> _Work task_:
Return the data exactly, without pictures.

[Items from a data source]
________________________

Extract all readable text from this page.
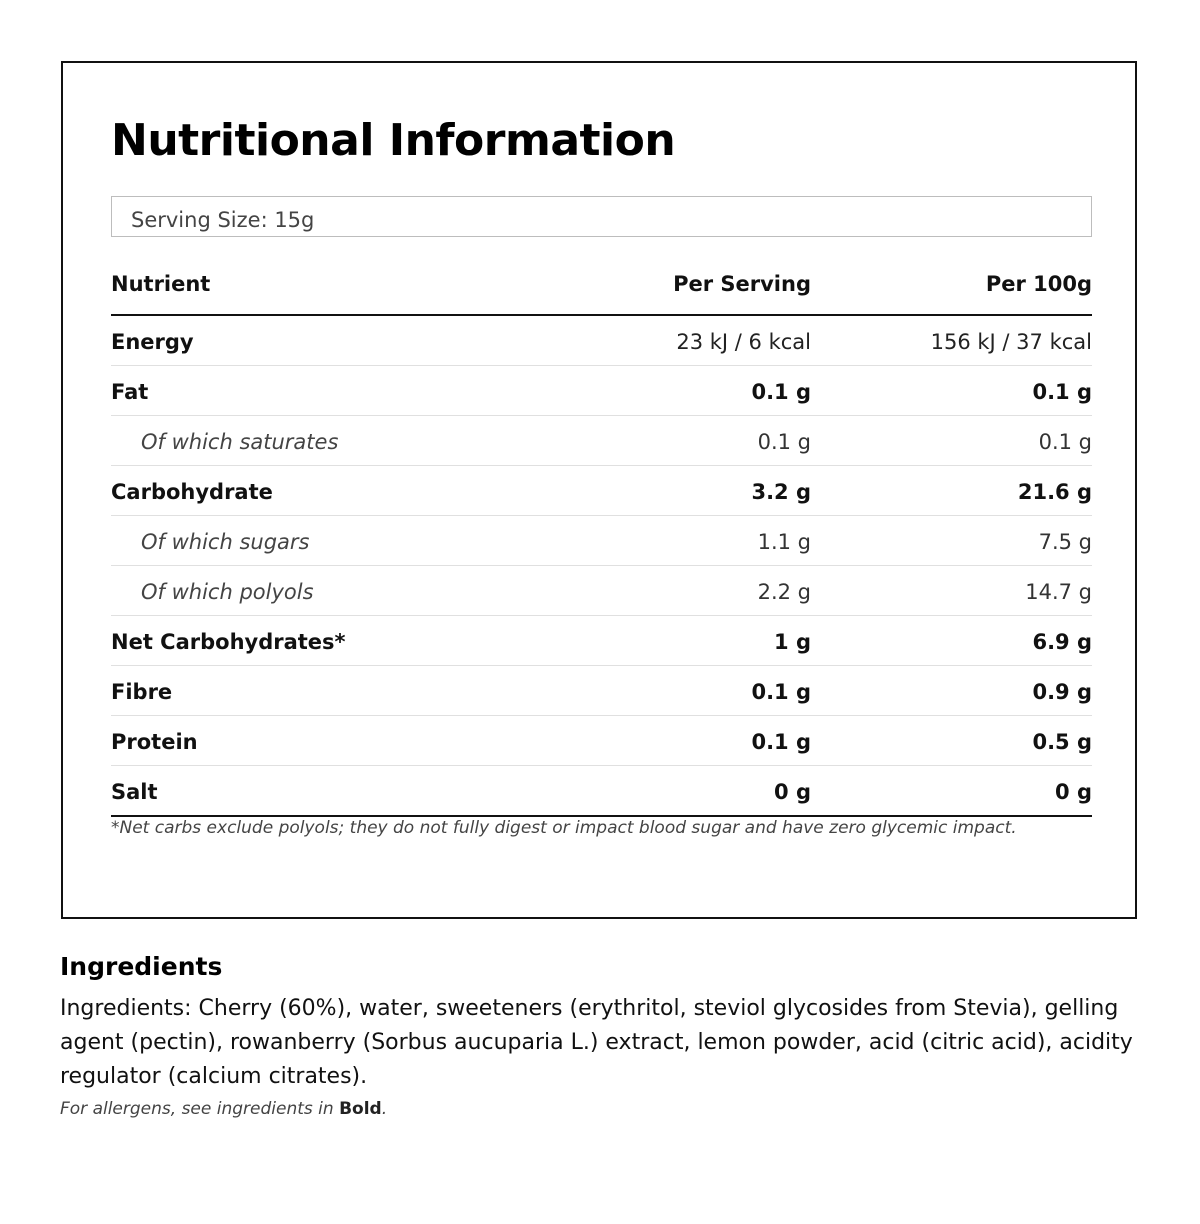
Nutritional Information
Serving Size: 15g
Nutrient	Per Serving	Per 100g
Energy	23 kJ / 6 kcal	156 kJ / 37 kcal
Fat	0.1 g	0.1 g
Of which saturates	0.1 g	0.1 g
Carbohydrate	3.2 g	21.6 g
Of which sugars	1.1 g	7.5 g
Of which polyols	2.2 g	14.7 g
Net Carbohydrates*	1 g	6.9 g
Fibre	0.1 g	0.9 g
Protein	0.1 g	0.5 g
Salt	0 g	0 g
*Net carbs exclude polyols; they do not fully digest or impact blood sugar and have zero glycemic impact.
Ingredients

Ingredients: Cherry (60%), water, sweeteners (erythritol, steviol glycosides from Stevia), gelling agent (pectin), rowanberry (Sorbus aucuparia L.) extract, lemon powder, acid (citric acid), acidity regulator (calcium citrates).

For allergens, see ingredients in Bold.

________________________

> _Task result_:
Extract all readable text from this page.
Nutritional Information
Serving Size: 15g
Nutrient	Per Serving	Per 100g
Energy	23 kJ / 6 kcal	156 kJ / 37 kcal
Fat	0.1 g	0.1 g
Of which saturates	0.1 g	0.1 g
Carbohydrate	3.2 g	21.6 g
Of which sugars	1.1 g	7.5 g
Of which polyols	2.2 g	14.7 g
Net Carbohydrates*	1 g	6.9 g
Fibre	0.1 g	0.9 g
Protein	0.1 g	0.5 g
Salt	0 g	0 g
*Net carbs exclude polyols; they do not fully digest or impact blood sugar and have zero glycemic impact.
Ingredients

Ingredients: Cherry (60%), water, sweeteners (erythritol, steviol glycosides from Stevia), gelling agent (pectin), rowanberry (Sorbus aucuparia L.) extract, lemon powder, acid (citric acid), acidity regulator (calcium citrates).

For allergens, see ingredients in Bold.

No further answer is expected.